### What the task asks
Exactly as they appear, output all of the records. Skip any images.
--- Begin The data ---
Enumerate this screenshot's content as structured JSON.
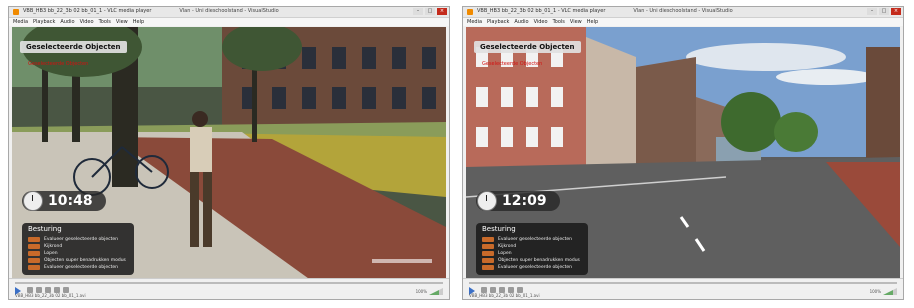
{
  "windows": [
    {
      "window_title": "VBB_HB3 bb_22_3b 02 bb_01_1 - VLC media player",
      "center_title": "Vlan - Uni dieschoolstand - VisualStudio",
      "menu": [
        "Media",
        "Playback",
        "Audio",
        "Video",
        "Tools",
        "View",
        "Help"
      ],
      "overlay_title": "Geselecteerde Objecten",
      "overlay_red": "Geselecteerde Objecten",
      "clock_time": "10:48",
      "panel_title": "Besturing",
      "panel_items": [
        "Evalueer geselecteerde objecten",
        "Kijkrond",
        "Lopen",
        "Objecten super benadrukken modus",
        "Evalueer geselecteerde objecten"
      ],
      "status": "VBB_HB3 bb_22_3b 02 bb_01_1.avi",
      "volume": "100%"
    },
    {
      "window_title": "VBB_HB3 bb_22_3b 02 bb_01_1 - VLC media player",
      "center_title": "Vlan - Uni dieschoolstand - VisualStudio",
      "menu": [
        "Media",
        "Playback",
        "Audio",
        "Video",
        "Tools",
        "View",
        "Help"
      ],
      "overlay_title": "Geselecteerde Objecten",
      "overlay_red": "Geselecteerde Objecten",
      "clock_time": "12:09",
      "panel_title": "Besturing",
      "panel_items": [
        "Evalueer geselecteerde objecten",
        "Kijkrond",
        "Lopen",
        "Objecten super benadrukken modus",
        "Evalueer geselecteerde objecten"
      ],
      "status": "VBB_HB3 bb_22_3b 02 bb_01_1.avi",
      "volume": "100%"
    }
  ],
  "colors": {
    "accent_orange": "#f08a00",
    "overlay_red": "#d21010",
    "play_blue": "#3a6fc6"
  }
}
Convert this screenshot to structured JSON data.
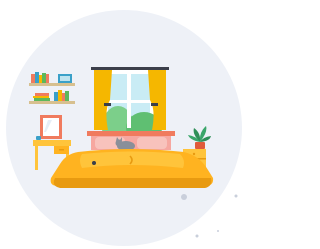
{
  "illustration": {
    "subject": "bedroom-illustration",
    "palette": {
      "backdrop": "#eef1f7",
      "curtain": "#f5b700",
      "window_frame": "#ffffff",
      "sky": "#c9ecf5",
      "hill": "#7ccf8a",
      "wall_stripe": "#f07b5e",
      "bed": "#ffb320",
      "bed_shadow": "#e89a10",
      "pillow": "#f6a7a0",
      "desk": "#ffc43b",
      "mirror_frame": "#f07b5e",
      "shelf": "#d7c08f",
      "plant": "#2f8f58",
      "pot": "#e05b3a",
      "cat": "#8a8f99"
    },
    "icons": [
      "bookshelf-icon",
      "window-icon",
      "curtain-icon",
      "bed-icon",
      "cat-icon",
      "desk-icon",
      "mirror-icon",
      "plant-icon",
      "nightstand-icon"
    ]
  }
}
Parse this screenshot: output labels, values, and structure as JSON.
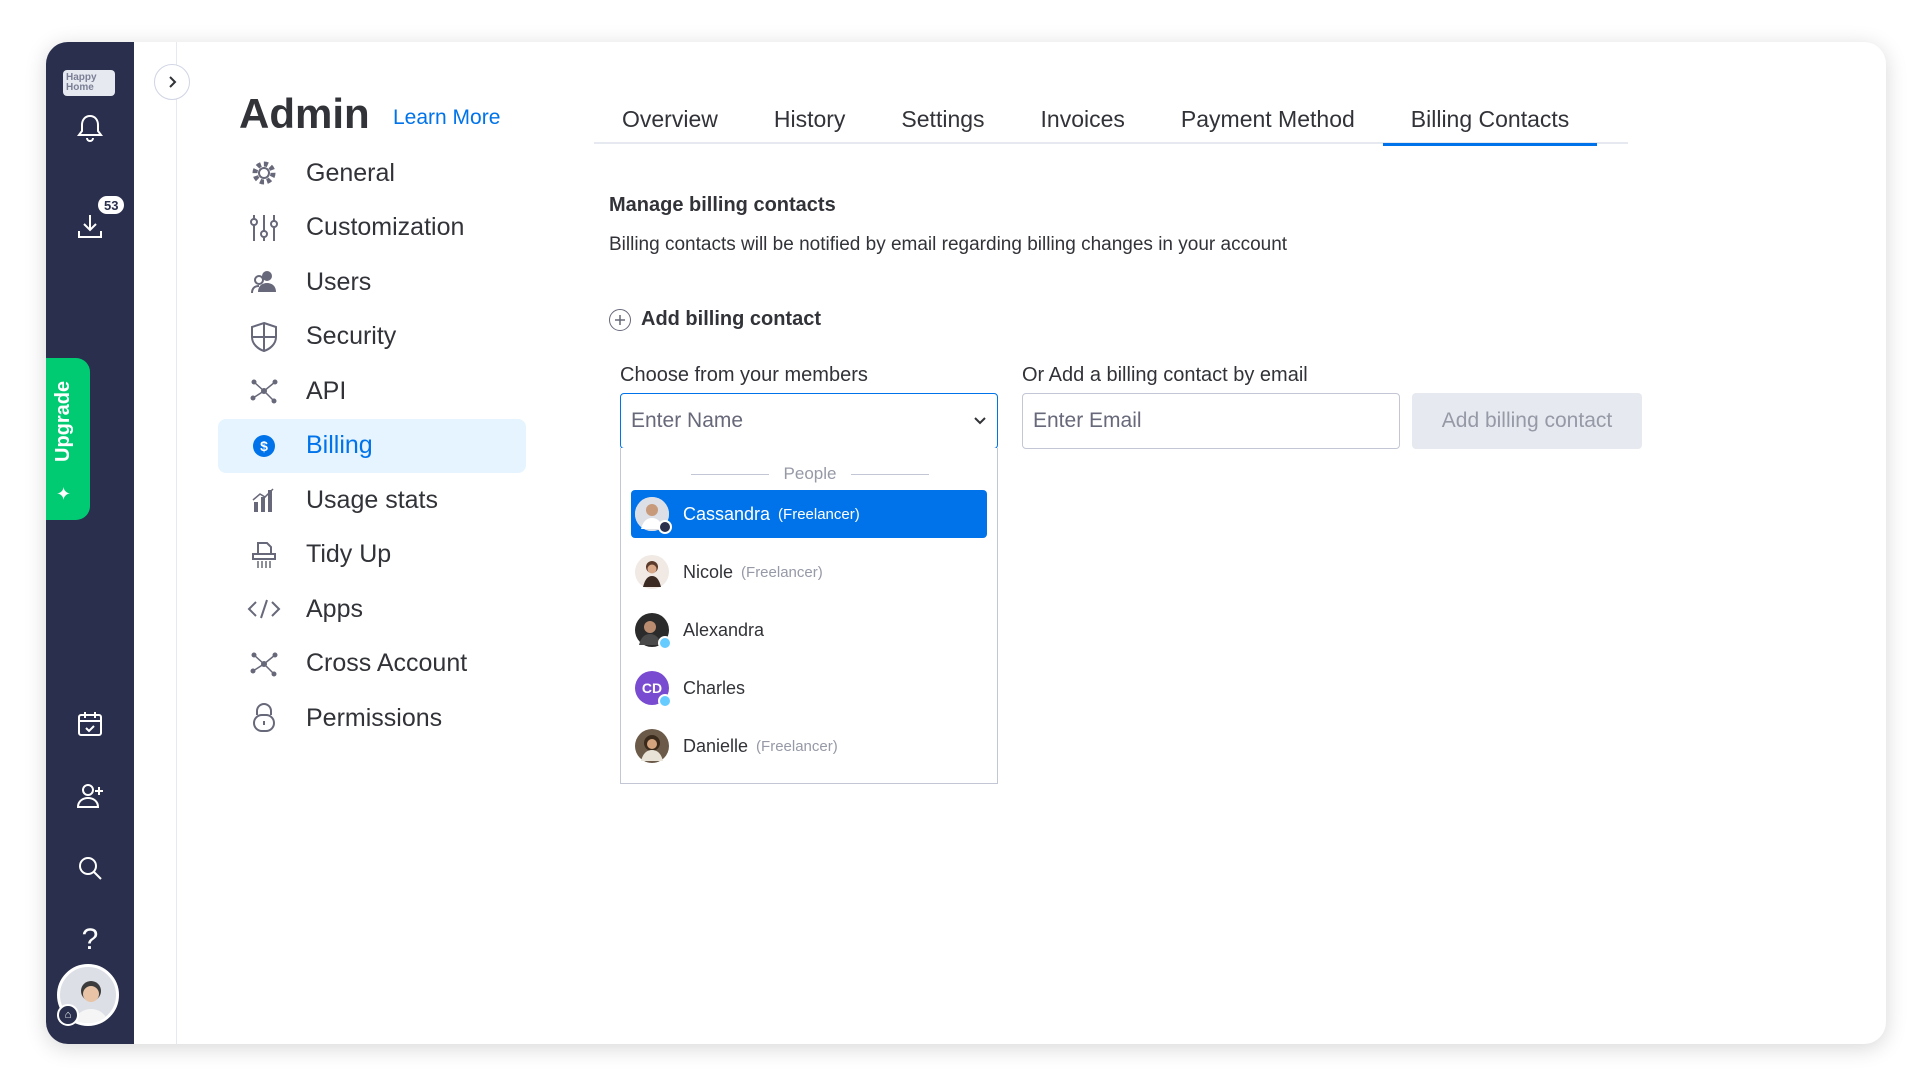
{
  "rail": {
    "logo_text": "Happy Home",
    "notification_count": "53",
    "upgrade_label": "Upgrade",
    "icons": [
      "bell-icon",
      "download-icon",
      "calendar-check-icon",
      "invite-user-icon",
      "search-icon",
      "help-icon"
    ]
  },
  "header": {
    "title": "Admin",
    "learn_more": "Learn More"
  },
  "nav": {
    "items": [
      {
        "label": "General",
        "icon": "gear-icon"
      },
      {
        "label": "Customization",
        "icon": "sliders-icon"
      },
      {
        "label": "Users",
        "icon": "users-icon"
      },
      {
        "label": "Security",
        "icon": "shield-icon"
      },
      {
        "label": "API",
        "icon": "api-nodes-icon"
      },
      {
        "label": "Billing",
        "icon": "dollar-circle-icon"
      },
      {
        "label": "Usage stats",
        "icon": "bar-chart-icon"
      },
      {
        "label": "Tidy Up",
        "icon": "shredder-icon"
      },
      {
        "label": "Apps",
        "icon": "code-icon"
      },
      {
        "label": "Cross Account",
        "icon": "network-icon"
      },
      {
        "label": "Permissions",
        "icon": "lock-icon"
      }
    ],
    "active": "Billing"
  },
  "tabs": {
    "items": [
      "Overview",
      "History",
      "Settings",
      "Invoices",
      "Payment Method",
      "Billing Contacts"
    ],
    "active": "Billing Contacts"
  },
  "content": {
    "heading": "Manage billing contacts",
    "description": "Billing contacts will be notified by email regarding billing changes in your account",
    "add_label": "Add billing contact",
    "members_label": "Choose from your members",
    "email_label": "Or Add a billing contact by email",
    "name_placeholder": "Enter Name",
    "email_placeholder": "Enter Email",
    "add_button": "Add billing contact"
  },
  "dropdown": {
    "group_label": "People",
    "options": [
      {
        "name": "Cassandra",
        "tag": "(Freelancer)",
        "selected": true
      },
      {
        "name": "Nicole",
        "tag": "(Freelancer)",
        "selected": false
      },
      {
        "name": "Alexandra",
        "tag": "",
        "selected": false
      },
      {
        "name": "Charles",
        "tag": "",
        "initials": "CD",
        "selected": false
      },
      {
        "name": "Danielle",
        "tag": "(Freelancer)",
        "selected": false
      }
    ]
  },
  "colors": {
    "rail_bg": "#292f4c",
    "accent": "#0073ea",
    "upgrade": "#00ca72",
    "active_nav_bg": "#e5f4ff"
  }
}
--- End The data ---
### Written solution
Enumerate this screenshot's content as structured JSON.
{
  "windows": [
    {
      "window_title": "VBB_HB3 bb_22_3b 02 bb_01_1 - VLC media player",
      "center_title": "Vlan - Uni dieschoolstand - VisualStudio",
      "menu": [
        "Media",
        "Playback",
        "Audio",
        "Video",
        "Tools",
        "View",
        "Help"
      ],
      "overlay_title": "Geselecteerde Objecten",
      "overlay_red": "Geselecteerde Objecten",
      "clock_time": "10:48",
      "panel_title": "Besturing",
      "panel_items": [
        "Evalueer geselecteerde objecten",
        "Kijkrond",
        "Lopen",
        "Objecten super benadrukken modus",
        "Evalueer geselecteerde objecten"
      ],
      "status": "VBB_HB3 bb_22_3b 02 bb_01_1.avi",
      "volume": "100%"
    },
    {
      "window_title": "VBB_HB3 bb_22_3b 02 bb_01_1 - VLC media player",
      "center_title": "Vlan - Uni dieschoolstand - VisualStudio",
      "menu": [
        "Media",
        "Playback",
        "Audio",
        "Video",
        "Tools",
        "View",
        "Help"
      ],
      "overlay_title": "Geselecteerde Objecten",
      "overlay_red": "Geselecteerde Objecten",
      "clock_time": "12:09",
      "panel_title": "Besturing",
      "panel_items": [
        "Evalueer geselecteerde objecten",
        "Kijkrond",
        "Lopen",
        "Objecten super benadrukken modus",
        "Evalueer geselecteerde objecten"
      ],
      "status": "VBB_HB3 bb_22_3b 02 bb_01_1.avi",
      "volume": "100%"
    }
  ],
  "colors": {
    "accent_orange": "#f08a00",
    "overlay_red": "#d21010",
    "play_blue": "#3a6fc6"
  }
}
Convert this screenshot to structured JSON data.
{
  "illustration": {
    "subject": "bedroom-illustration",
    "palette": {
      "backdrop": "#eef1f7",
      "curtain": "#f5b700",
      "window_frame": "#ffffff",
      "sky": "#c9ecf5",
      "hill": "#7ccf8a",
      "wall_stripe": "#f07b5e",
      "bed": "#ffb320",
      "bed_shadow": "#e89a10",
      "pillow": "#f6a7a0",
      "desk": "#ffc43b",
      "mirror_frame": "#f07b5e",
      "shelf": "#d7c08f",
      "plant": "#2f8f58",
      "pot": "#e05b3a",
      "cat": "#8a8f99"
    },
    "icons": [
      "bookshelf-icon",
      "window-icon",
      "curtain-icon",
      "bed-icon",
      "cat-icon",
      "desk-icon",
      "mirror-icon",
      "plant-icon",
      "nightstand-icon"
    ]
  }
}
Parse this screenshot: output labels, values, and structure as JSON.
{
  "rail": {
    "logo_text": "Happy Home",
    "notification_count": "53",
    "upgrade_label": "Upgrade",
    "icons": [
      "bell-icon",
      "download-icon",
      "calendar-check-icon",
      "invite-user-icon",
      "search-icon",
      "help-icon"
    ]
  },
  "header": {
    "title": "Admin",
    "learn_more": "Learn More"
  },
  "nav": {
    "items": [
      {
        "label": "General",
        "icon": "gear-icon"
      },
      {
        "label": "Customization",
        "icon": "sliders-icon"
      },
      {
        "label": "Users",
        "icon": "users-icon"
      },
      {
        "label": "Security",
        "icon": "shield-icon"
      },
      {
        "label": "API",
        "icon": "api-nodes-icon"
      },
      {
        "label": "Billing",
        "icon": "dollar-circle-icon"
      },
      {
        "label": "Usage stats",
        "icon": "bar-chart-icon"
      },
      {
        "label": "Tidy Up",
        "icon": "shredder-icon"
      },
      {
        "label": "Apps",
        "icon": "code-icon"
      },
      {
        "label": "Cross Account",
        "icon": "network-icon"
      },
      {
        "label": "Permissions",
        "icon": "lock-icon"
      }
    ],
    "active": "Billing"
  },
  "tabs": {
    "items": [
      "Overview",
      "History",
      "Settings",
      "Invoices",
      "Payment Method",
      "Billing Contacts"
    ],
    "active": "Billing Contacts"
  },
  "content": {
    "heading": "Manage billing contacts",
    "description": "Billing contacts will be notified by email regarding billing changes in your account",
    "add_label": "Add billing contact",
    "members_label": "Choose from your members",
    "email_label": "Or Add a billing contact by email",
    "name_placeholder": "Enter Name",
    "email_placeholder": "Enter Email",
    "add_button": "Add billing contact"
  },
  "dropdown": {
    "group_label": "People",
    "options": [
      {
        "name": "Cassandra",
        "tag": "(Freelancer)",
        "selected": true
      },
      {
        "name": "Nicole",
        "tag": "(Freelancer)",
        "selected": false
      },
      {
        "name": "Alexandra",
        "tag": "",
        "selected": false
      },
      {
        "name": "Charles",
        "tag": "",
        "initials": "CD",
        "selected": false
      },
      {
        "name": "Danielle",
        "tag": "(Freelancer)",
        "selected": false
      }
    ]
  },
  "colors": {
    "rail_bg": "#292f4c",
    "accent": "#0073ea",
    "upgrade": "#00ca72",
    "active_nav_bg": "#e5f4ff"
  }
}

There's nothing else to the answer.